Across the listing below, how many lines hold "content"? Reply with the number by itself.
start DATA EXCERPTS
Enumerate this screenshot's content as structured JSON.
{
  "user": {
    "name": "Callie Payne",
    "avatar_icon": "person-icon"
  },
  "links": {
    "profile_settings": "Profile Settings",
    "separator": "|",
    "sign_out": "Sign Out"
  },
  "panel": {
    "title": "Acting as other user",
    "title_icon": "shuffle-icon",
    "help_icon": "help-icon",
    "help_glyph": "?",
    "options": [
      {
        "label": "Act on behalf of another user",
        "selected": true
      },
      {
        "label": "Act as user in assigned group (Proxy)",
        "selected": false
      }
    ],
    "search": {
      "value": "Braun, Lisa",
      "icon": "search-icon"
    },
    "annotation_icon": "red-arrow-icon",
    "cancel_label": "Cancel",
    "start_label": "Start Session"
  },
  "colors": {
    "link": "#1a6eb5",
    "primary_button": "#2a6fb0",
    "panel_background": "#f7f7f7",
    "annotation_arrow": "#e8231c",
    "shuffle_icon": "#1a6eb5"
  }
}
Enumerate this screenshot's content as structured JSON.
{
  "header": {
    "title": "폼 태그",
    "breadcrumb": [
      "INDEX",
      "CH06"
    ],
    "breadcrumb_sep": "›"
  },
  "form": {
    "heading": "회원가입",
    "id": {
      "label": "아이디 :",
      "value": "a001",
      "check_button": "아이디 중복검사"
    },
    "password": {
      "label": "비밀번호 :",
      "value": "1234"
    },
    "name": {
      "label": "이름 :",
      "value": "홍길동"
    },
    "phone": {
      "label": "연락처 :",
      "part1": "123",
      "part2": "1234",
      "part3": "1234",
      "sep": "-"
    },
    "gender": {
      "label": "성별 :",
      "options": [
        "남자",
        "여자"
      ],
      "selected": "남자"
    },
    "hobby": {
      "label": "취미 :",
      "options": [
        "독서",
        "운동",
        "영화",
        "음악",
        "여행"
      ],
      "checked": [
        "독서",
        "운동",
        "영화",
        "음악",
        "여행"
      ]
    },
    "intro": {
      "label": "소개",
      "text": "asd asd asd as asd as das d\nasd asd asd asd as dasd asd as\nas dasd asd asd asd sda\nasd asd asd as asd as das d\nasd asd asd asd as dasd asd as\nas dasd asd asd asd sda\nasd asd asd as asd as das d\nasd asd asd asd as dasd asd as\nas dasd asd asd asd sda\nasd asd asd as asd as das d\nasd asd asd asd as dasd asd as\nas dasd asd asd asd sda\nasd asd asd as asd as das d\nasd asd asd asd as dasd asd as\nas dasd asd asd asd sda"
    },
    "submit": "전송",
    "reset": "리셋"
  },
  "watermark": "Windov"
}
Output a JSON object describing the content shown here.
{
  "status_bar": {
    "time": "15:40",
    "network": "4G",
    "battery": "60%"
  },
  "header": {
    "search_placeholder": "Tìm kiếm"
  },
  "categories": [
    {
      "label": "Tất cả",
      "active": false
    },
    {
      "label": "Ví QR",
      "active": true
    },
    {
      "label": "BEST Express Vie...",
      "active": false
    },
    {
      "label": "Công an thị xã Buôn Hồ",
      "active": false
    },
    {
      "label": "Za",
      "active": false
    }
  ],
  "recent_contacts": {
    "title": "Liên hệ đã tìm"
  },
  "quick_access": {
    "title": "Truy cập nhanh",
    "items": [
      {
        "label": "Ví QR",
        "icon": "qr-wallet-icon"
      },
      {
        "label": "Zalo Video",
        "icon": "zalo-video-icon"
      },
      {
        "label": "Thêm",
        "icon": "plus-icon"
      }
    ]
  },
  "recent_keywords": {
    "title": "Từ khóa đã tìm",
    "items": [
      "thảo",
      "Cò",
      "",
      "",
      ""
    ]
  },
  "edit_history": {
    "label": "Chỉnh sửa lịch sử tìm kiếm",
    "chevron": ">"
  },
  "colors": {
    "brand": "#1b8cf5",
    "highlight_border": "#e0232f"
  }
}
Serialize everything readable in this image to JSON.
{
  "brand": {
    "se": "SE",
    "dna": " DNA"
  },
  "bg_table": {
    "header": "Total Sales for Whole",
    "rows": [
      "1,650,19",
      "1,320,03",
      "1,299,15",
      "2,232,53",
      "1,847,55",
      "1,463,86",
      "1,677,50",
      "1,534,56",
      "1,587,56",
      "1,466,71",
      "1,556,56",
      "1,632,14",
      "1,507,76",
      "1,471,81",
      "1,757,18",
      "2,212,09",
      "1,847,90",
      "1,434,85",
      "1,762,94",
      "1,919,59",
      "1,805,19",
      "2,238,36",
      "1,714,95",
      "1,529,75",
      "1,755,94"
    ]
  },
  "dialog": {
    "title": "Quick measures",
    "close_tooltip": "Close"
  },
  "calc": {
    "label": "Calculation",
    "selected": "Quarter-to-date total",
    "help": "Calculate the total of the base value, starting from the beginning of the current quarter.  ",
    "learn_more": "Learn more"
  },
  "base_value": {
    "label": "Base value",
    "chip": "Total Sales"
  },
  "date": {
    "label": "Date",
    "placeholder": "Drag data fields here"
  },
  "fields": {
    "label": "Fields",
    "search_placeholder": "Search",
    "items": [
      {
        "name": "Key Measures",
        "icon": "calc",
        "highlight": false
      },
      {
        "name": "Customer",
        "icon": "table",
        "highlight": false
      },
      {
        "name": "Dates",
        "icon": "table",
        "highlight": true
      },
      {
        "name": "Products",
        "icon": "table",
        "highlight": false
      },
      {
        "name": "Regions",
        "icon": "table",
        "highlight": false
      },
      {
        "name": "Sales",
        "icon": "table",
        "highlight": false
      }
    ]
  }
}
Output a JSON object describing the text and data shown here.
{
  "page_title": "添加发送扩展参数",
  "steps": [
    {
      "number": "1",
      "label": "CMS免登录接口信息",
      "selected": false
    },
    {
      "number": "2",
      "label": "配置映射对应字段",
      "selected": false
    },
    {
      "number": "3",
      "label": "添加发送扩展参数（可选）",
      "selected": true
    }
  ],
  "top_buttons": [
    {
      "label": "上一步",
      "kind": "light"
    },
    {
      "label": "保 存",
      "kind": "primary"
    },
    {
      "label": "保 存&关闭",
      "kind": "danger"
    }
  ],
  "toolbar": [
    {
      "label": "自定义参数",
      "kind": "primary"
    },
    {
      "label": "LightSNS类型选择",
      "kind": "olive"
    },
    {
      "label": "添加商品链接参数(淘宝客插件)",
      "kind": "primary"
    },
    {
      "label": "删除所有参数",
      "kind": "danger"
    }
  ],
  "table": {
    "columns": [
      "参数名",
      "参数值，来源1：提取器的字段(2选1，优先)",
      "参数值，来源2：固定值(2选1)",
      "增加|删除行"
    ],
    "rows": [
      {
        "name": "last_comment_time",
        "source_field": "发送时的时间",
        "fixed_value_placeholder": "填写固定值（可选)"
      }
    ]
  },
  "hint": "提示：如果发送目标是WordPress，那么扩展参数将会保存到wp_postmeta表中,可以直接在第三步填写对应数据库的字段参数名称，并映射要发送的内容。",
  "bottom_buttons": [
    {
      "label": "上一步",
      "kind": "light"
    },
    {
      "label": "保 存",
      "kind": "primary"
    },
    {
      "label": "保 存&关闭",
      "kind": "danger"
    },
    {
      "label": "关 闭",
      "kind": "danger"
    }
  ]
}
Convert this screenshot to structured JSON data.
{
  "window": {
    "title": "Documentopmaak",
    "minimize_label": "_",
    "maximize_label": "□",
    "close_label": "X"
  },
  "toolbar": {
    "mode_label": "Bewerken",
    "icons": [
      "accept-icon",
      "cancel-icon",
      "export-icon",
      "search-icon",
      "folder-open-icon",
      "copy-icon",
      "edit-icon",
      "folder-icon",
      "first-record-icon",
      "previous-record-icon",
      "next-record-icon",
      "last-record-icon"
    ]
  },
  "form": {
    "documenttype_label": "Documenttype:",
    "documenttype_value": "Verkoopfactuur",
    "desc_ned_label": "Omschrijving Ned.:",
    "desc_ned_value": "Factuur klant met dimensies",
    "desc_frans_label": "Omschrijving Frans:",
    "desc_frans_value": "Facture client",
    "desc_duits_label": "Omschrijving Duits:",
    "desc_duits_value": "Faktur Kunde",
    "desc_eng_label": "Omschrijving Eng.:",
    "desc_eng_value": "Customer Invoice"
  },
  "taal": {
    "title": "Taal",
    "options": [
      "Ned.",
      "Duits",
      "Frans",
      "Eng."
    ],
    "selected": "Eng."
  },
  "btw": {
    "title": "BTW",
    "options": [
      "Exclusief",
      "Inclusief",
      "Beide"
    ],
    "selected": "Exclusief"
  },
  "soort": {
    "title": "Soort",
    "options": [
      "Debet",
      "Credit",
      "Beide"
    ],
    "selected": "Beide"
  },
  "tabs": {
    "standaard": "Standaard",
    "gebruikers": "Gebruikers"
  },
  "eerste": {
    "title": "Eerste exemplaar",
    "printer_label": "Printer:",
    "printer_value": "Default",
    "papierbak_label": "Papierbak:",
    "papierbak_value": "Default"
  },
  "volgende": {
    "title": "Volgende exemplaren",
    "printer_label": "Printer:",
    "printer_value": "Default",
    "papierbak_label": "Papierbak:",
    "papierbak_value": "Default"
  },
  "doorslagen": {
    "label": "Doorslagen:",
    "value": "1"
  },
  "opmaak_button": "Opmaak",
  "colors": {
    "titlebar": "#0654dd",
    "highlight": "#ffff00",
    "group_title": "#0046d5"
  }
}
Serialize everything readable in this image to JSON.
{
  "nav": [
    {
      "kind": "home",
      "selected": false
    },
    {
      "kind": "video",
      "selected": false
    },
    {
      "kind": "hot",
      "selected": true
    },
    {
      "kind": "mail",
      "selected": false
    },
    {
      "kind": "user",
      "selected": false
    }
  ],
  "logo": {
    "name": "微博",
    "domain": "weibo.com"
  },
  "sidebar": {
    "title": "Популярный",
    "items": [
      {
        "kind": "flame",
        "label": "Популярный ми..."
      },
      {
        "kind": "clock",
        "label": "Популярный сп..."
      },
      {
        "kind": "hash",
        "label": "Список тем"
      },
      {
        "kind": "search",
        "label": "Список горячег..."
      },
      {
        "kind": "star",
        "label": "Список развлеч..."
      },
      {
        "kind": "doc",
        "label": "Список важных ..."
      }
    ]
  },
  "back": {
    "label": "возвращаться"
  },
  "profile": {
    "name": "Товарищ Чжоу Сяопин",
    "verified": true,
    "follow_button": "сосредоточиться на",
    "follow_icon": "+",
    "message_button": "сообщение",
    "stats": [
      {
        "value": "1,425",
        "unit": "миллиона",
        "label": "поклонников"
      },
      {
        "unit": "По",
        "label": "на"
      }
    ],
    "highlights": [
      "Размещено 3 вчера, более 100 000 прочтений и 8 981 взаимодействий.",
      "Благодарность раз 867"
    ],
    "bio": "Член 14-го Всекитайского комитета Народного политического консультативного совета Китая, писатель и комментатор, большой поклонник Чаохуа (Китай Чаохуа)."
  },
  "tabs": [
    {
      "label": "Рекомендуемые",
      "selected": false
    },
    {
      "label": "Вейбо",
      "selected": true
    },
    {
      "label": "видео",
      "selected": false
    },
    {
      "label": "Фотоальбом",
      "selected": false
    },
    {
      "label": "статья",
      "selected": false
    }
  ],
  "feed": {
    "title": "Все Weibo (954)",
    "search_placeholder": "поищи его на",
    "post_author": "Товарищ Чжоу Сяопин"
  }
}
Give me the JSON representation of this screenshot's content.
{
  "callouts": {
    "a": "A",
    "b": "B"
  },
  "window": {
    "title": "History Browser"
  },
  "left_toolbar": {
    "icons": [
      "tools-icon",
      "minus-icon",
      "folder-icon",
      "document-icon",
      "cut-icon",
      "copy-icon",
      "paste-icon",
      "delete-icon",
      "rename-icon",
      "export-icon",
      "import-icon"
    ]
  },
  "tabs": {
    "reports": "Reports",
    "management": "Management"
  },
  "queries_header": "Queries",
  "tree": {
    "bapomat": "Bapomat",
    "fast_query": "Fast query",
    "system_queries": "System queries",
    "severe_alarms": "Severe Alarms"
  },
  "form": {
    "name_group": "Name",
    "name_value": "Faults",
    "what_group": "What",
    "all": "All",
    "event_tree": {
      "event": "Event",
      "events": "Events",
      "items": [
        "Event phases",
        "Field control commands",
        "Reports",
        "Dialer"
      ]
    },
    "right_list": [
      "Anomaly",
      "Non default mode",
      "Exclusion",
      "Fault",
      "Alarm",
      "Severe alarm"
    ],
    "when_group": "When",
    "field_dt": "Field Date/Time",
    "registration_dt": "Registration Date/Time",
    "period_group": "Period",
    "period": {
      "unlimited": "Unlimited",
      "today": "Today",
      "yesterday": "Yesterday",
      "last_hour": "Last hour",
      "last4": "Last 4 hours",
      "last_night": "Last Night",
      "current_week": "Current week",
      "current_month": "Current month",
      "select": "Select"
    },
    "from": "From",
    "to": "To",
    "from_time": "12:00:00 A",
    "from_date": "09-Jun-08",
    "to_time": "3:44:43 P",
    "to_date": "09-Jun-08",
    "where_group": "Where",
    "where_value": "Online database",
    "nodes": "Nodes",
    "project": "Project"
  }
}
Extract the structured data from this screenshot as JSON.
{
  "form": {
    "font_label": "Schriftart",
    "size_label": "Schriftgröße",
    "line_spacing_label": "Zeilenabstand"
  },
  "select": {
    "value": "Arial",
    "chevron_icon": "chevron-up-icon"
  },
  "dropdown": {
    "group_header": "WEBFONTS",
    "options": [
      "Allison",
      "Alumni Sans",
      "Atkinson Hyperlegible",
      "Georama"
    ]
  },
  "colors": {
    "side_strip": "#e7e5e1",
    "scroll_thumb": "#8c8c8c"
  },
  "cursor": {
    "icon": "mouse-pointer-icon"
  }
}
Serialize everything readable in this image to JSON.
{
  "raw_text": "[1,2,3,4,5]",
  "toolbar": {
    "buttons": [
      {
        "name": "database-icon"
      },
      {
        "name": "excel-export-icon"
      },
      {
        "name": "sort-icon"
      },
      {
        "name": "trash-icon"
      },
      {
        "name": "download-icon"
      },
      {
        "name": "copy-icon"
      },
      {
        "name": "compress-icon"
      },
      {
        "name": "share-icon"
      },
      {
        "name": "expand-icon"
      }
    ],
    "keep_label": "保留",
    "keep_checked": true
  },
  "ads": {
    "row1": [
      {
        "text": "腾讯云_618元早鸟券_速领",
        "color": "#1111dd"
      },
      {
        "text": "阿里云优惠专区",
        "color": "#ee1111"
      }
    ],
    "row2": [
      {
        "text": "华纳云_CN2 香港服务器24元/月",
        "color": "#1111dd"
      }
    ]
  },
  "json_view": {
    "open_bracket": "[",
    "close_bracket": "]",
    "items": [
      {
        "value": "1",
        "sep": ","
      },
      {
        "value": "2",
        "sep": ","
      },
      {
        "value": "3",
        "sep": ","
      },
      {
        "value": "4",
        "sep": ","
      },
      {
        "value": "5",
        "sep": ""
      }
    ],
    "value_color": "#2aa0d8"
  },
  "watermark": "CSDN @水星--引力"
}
end DATA EXCERPTS
◆ WRITTEN RESPONSE: 4